Dataset listings of figures:

————

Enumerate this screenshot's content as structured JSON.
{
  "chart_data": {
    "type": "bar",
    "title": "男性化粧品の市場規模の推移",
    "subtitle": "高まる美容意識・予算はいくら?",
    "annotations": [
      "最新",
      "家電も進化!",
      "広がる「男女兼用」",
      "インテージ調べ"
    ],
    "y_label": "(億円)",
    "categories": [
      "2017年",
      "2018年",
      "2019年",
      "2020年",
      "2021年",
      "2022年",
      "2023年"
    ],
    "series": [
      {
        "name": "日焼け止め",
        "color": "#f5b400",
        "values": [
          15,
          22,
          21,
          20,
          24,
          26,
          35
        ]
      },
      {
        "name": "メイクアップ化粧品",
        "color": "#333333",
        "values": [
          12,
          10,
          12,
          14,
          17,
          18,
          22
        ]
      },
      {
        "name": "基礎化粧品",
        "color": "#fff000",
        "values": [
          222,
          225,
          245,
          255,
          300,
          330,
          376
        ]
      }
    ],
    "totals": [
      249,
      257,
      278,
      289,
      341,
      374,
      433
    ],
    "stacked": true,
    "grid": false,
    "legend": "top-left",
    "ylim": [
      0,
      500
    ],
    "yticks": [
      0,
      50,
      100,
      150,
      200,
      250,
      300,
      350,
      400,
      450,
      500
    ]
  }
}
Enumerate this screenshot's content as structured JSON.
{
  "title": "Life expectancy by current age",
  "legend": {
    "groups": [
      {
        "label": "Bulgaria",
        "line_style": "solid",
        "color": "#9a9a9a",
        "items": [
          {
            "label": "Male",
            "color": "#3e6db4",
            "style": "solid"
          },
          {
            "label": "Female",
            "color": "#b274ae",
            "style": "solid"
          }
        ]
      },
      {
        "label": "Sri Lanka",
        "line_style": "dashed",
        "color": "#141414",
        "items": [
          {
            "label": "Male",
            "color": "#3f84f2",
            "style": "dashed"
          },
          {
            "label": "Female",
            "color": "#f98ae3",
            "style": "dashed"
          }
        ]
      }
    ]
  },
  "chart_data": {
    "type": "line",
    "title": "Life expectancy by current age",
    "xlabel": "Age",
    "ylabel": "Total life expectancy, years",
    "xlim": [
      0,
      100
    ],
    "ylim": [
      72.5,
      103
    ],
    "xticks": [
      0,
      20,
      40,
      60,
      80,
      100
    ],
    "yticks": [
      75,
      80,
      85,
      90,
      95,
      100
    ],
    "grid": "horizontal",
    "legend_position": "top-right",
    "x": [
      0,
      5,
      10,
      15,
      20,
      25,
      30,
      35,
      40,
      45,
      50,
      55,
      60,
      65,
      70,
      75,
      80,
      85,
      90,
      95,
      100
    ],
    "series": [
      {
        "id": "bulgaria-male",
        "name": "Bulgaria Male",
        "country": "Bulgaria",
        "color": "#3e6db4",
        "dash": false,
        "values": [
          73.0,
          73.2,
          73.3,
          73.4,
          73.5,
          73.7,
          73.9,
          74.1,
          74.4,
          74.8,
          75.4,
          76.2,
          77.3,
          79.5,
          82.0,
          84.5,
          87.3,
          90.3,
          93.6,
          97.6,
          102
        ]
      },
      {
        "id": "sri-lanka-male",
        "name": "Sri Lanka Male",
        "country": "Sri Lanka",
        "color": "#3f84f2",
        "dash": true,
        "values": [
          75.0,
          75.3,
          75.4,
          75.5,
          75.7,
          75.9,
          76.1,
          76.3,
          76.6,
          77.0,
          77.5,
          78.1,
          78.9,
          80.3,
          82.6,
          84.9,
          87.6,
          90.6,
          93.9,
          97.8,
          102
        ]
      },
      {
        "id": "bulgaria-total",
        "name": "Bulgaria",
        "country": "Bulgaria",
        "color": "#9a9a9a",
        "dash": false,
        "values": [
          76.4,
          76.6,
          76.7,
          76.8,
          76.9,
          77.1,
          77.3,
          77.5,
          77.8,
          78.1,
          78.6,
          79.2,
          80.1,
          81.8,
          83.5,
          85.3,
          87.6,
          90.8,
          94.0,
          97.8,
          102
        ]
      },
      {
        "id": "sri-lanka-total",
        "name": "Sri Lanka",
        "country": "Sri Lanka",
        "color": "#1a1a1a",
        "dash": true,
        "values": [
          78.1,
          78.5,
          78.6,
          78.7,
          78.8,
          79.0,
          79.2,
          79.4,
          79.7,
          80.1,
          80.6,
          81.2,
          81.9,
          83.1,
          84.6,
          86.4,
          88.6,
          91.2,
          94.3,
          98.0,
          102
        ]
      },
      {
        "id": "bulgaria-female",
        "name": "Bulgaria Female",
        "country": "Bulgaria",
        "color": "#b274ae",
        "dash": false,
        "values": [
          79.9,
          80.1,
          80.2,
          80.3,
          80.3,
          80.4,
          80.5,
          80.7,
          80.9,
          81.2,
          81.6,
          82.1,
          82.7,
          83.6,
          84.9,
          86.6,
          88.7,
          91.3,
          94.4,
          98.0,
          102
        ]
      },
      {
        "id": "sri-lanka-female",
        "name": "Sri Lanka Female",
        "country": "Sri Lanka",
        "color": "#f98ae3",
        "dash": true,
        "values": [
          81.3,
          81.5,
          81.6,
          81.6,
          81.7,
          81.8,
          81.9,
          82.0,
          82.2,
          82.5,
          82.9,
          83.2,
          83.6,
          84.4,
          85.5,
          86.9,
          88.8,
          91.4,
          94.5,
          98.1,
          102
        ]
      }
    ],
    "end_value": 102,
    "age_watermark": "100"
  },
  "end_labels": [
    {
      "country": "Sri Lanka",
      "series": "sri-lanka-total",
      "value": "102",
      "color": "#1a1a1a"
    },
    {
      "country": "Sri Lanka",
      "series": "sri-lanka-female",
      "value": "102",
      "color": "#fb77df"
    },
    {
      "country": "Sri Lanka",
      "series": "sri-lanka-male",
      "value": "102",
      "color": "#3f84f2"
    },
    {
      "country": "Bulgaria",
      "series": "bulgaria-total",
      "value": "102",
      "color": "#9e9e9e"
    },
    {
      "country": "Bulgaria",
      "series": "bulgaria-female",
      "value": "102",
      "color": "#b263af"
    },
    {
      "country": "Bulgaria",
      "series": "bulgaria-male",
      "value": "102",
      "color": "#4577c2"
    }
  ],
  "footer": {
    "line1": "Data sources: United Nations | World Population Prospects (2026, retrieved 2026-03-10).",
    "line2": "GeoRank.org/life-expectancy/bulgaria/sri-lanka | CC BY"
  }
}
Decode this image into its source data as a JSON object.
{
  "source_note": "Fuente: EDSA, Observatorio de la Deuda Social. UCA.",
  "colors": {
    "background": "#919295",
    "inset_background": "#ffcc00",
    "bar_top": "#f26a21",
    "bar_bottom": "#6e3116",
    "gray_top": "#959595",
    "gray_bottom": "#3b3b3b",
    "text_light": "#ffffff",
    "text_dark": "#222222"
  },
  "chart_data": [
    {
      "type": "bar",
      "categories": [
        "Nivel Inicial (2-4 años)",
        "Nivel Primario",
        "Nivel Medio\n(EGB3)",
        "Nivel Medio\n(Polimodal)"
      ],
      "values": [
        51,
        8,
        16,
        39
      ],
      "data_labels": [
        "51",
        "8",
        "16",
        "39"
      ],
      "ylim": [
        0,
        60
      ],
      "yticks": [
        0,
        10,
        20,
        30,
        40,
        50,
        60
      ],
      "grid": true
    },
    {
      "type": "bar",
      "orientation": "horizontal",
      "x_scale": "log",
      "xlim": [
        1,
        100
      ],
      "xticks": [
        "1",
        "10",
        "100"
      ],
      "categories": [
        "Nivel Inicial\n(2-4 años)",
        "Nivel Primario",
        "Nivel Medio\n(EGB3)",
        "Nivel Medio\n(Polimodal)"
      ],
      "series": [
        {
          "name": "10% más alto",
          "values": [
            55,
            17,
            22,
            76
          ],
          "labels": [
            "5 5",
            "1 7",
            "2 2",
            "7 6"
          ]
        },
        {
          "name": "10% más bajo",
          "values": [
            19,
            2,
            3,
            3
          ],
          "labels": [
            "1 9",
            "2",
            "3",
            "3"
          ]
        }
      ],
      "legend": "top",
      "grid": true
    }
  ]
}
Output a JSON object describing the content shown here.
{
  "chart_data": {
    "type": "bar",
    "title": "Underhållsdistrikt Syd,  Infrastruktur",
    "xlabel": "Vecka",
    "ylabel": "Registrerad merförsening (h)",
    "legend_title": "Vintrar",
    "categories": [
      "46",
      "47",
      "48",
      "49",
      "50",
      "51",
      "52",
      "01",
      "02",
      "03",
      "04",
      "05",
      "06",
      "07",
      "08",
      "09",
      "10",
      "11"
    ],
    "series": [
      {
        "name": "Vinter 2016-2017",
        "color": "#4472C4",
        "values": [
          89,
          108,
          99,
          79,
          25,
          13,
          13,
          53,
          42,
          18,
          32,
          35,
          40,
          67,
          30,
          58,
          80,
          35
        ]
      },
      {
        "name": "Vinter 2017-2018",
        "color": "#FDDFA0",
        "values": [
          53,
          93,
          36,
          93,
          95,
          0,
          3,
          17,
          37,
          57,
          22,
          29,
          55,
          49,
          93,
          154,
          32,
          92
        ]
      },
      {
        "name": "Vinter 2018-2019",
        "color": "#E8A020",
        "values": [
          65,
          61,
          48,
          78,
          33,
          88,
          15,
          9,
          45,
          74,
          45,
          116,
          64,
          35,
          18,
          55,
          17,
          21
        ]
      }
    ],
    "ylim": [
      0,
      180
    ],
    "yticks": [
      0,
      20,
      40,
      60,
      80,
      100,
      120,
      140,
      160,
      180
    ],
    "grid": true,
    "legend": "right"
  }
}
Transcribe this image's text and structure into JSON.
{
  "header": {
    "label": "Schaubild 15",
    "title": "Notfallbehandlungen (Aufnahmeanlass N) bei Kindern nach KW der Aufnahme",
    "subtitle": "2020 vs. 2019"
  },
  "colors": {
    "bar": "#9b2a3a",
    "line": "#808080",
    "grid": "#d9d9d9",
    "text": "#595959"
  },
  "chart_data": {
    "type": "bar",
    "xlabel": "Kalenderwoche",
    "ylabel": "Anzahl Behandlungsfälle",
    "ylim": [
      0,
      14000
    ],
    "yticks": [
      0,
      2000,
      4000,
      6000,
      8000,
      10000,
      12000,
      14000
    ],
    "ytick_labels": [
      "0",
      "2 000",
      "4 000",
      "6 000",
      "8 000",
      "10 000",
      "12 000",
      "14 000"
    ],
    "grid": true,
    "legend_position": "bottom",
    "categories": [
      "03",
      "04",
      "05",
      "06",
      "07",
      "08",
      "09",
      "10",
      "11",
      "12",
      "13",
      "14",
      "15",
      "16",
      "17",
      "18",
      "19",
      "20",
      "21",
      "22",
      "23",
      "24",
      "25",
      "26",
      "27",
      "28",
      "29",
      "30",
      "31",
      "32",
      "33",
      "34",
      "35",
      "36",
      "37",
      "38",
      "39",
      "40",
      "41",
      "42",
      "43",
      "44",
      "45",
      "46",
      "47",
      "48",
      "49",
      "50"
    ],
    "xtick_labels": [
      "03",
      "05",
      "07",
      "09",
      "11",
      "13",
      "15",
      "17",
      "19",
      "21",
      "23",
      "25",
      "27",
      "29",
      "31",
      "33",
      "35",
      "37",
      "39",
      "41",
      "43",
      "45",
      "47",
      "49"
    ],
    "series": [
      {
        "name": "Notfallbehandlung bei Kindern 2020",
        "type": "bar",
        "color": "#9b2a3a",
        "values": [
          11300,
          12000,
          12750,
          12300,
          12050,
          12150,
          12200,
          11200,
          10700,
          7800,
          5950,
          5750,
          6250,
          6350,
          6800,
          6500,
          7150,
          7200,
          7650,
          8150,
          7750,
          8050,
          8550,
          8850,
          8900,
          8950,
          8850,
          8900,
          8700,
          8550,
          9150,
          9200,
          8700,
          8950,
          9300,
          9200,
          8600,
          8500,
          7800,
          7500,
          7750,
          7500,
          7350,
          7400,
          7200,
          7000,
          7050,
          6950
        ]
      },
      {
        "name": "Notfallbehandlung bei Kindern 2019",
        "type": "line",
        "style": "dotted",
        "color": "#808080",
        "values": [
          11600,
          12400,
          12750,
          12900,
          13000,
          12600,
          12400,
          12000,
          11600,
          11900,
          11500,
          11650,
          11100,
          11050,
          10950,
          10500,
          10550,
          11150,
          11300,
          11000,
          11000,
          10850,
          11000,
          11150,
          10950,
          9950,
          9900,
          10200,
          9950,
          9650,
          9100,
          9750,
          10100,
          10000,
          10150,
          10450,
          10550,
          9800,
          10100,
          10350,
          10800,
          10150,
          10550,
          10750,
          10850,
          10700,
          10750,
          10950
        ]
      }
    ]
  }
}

————

Exactly how many lines of the listing above contain the string "this"? Give no more than the number.

4